Extracted records:
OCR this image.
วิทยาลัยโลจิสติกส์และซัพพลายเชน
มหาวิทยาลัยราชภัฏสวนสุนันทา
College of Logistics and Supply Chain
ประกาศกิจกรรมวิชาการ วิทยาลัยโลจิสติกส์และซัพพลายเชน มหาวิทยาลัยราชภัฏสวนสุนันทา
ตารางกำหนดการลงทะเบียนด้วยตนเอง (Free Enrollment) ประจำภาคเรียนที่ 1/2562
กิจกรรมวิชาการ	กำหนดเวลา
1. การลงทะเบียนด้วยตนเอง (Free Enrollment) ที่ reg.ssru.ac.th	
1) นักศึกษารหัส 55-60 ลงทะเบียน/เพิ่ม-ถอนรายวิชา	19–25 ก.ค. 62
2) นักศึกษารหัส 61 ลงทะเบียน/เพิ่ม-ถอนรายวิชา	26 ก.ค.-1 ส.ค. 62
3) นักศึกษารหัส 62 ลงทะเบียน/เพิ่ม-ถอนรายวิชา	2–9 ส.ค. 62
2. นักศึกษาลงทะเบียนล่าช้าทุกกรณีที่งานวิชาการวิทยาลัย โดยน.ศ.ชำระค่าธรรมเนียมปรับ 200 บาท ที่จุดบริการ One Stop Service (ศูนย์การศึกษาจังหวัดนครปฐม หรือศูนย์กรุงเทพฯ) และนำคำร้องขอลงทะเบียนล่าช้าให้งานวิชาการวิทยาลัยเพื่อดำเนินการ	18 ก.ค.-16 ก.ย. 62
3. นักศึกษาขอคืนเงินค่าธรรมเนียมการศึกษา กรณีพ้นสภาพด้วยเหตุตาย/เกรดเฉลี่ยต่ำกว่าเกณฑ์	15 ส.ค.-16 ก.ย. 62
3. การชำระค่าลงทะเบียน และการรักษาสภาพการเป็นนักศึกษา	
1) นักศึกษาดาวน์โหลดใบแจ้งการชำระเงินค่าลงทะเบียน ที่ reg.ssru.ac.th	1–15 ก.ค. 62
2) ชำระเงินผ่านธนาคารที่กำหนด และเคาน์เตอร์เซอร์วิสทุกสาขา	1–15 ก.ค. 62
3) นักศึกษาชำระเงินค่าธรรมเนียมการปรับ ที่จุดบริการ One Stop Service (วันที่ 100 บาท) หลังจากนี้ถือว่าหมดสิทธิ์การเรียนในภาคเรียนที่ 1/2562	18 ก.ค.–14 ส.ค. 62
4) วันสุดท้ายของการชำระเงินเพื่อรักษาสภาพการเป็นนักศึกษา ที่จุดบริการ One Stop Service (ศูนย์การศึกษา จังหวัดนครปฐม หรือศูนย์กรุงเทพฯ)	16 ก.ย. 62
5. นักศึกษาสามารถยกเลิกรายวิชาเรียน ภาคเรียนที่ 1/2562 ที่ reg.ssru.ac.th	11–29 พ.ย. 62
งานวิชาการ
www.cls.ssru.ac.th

▶ _WHAT IS REQUIRED_:
Select all lines in the listing that include the word "วยตนเอง".

▶ _FULL OUTPUT_:
ตารางกำหนดการลงทะเบียนด้วยตนเอง (Free Enrollment) ประจำภาคเรียนที่ 1/2562
1. การลงทะเบียนด้วยตนเอง (Free Enrollment) ที่ reg.ssru.ac.th	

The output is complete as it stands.